Stored dataset items:
--------------------
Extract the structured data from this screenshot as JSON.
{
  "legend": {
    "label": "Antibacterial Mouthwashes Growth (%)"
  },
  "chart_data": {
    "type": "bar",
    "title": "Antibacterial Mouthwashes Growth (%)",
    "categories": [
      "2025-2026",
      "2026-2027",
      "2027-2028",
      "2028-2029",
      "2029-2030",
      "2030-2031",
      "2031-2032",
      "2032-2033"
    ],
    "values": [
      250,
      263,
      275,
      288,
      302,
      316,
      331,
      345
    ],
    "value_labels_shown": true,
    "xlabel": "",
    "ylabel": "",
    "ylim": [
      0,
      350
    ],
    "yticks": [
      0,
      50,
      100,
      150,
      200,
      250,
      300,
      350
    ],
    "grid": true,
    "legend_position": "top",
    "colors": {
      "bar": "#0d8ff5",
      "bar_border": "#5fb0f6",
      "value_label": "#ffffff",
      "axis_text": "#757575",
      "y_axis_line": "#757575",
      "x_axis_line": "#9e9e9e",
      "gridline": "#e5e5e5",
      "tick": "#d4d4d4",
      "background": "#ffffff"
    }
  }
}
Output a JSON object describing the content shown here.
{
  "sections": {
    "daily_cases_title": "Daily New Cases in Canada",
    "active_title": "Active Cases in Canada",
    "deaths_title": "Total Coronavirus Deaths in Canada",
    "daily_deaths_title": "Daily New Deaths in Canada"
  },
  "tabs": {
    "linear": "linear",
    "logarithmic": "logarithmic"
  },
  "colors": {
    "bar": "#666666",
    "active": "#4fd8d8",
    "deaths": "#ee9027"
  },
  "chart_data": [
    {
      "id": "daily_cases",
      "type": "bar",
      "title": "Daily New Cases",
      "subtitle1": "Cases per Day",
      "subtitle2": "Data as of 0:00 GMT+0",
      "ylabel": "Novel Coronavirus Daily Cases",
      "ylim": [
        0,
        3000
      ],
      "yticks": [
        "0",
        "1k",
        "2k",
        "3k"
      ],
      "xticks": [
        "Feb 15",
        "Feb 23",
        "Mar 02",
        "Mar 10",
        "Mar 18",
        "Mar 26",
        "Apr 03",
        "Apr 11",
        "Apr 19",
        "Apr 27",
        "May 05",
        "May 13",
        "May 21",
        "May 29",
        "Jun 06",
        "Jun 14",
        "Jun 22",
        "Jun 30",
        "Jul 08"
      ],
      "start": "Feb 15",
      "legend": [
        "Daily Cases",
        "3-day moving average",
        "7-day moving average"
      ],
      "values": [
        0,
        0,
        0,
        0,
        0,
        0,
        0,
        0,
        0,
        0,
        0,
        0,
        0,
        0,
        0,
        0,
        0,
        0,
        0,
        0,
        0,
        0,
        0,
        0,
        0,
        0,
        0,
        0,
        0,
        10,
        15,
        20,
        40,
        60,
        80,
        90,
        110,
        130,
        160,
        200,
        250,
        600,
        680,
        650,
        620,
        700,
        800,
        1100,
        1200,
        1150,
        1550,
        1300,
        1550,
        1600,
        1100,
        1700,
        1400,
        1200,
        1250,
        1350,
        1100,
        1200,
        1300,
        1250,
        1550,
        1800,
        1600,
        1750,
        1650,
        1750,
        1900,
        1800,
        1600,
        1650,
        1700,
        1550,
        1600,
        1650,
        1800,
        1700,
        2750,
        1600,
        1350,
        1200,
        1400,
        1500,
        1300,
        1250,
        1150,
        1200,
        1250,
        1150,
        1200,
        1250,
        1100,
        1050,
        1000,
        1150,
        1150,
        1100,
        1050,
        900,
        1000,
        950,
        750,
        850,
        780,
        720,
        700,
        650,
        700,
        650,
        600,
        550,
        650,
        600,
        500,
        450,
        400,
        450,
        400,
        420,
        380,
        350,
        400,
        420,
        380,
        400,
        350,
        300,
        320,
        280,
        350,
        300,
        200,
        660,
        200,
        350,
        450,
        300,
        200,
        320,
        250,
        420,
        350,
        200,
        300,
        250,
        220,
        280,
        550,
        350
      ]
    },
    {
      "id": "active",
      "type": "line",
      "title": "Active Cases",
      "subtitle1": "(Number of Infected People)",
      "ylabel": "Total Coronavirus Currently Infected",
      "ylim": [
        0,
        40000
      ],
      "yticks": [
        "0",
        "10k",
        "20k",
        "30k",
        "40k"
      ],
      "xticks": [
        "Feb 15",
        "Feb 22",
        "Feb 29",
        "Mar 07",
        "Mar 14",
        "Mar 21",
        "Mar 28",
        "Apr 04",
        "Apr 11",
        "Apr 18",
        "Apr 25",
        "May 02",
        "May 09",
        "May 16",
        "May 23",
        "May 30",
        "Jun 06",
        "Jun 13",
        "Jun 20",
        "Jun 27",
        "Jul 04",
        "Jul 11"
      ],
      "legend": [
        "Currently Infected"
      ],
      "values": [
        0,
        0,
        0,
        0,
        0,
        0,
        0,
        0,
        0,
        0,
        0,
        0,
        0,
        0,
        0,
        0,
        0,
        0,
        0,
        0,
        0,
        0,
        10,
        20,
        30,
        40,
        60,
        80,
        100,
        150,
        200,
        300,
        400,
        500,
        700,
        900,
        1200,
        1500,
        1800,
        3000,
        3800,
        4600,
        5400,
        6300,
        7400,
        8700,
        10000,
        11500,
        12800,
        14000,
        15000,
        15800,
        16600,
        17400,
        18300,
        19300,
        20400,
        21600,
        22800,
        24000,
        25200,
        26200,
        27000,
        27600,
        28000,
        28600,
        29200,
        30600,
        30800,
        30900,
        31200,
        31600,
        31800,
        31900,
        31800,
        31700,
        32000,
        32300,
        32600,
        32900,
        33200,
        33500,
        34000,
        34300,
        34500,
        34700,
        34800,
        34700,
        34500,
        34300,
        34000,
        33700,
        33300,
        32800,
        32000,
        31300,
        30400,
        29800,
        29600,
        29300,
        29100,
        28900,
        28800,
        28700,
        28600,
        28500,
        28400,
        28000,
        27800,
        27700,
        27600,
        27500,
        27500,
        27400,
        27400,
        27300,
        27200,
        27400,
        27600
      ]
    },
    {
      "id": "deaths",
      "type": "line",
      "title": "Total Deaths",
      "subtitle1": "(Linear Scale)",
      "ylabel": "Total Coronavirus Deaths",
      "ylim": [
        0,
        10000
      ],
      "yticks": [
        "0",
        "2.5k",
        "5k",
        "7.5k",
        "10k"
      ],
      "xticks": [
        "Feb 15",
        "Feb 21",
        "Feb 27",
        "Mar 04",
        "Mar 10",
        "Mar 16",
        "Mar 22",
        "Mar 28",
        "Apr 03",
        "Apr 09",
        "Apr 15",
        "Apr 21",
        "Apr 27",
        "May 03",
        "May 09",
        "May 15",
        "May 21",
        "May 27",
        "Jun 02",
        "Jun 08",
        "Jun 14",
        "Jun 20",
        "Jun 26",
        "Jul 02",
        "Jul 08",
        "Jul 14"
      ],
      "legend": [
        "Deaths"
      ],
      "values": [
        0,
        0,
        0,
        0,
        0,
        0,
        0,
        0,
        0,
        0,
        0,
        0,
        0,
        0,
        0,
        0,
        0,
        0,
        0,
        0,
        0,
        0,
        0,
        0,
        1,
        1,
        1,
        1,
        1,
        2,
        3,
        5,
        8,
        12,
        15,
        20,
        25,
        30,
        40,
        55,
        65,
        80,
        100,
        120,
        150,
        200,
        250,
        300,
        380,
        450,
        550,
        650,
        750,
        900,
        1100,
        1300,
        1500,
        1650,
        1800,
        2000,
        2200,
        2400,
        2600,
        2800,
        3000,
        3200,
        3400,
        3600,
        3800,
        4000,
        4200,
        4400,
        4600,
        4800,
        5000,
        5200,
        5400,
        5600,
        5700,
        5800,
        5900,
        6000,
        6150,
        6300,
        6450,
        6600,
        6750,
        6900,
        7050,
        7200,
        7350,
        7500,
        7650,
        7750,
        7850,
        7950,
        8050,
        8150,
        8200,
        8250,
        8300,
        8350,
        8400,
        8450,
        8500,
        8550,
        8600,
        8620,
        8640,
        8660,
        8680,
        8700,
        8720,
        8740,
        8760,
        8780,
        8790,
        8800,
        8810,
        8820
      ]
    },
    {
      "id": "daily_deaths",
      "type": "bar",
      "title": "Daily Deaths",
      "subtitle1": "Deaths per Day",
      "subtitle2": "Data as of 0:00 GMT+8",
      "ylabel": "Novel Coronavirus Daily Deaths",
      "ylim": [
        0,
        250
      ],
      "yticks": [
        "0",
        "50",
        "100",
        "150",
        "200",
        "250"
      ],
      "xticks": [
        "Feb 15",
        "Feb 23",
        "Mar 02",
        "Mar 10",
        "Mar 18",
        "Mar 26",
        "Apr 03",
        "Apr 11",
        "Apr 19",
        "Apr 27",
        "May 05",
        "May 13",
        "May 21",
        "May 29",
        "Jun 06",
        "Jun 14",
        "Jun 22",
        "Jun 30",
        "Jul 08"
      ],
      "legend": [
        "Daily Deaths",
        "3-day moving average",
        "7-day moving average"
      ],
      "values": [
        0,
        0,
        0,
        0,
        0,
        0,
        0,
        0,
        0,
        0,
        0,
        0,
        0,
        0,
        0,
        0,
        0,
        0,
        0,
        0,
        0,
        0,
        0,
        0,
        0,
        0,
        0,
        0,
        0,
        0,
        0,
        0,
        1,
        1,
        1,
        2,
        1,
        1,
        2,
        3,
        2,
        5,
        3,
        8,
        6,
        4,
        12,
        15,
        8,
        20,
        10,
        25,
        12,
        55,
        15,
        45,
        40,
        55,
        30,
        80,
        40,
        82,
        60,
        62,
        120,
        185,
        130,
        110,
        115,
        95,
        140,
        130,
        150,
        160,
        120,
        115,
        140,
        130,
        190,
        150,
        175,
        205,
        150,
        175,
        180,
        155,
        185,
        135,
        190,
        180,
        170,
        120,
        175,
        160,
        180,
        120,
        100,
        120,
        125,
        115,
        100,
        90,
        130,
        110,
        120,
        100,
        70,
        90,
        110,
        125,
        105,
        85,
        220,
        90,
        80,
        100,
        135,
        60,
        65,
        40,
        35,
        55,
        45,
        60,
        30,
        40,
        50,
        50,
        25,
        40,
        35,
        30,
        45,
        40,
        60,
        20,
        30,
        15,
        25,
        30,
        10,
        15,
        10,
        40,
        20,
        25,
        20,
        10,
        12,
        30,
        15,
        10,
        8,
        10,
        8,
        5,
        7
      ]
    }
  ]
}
--------------------
● **Problem**
Check every line above for the word "Growth" and copy those that have it.

● **Result of the task**
    "label": "Antibacterial Mouthwashes Growth (%)"
    "title": "Antibacterial Mouthwashes Growth (%)",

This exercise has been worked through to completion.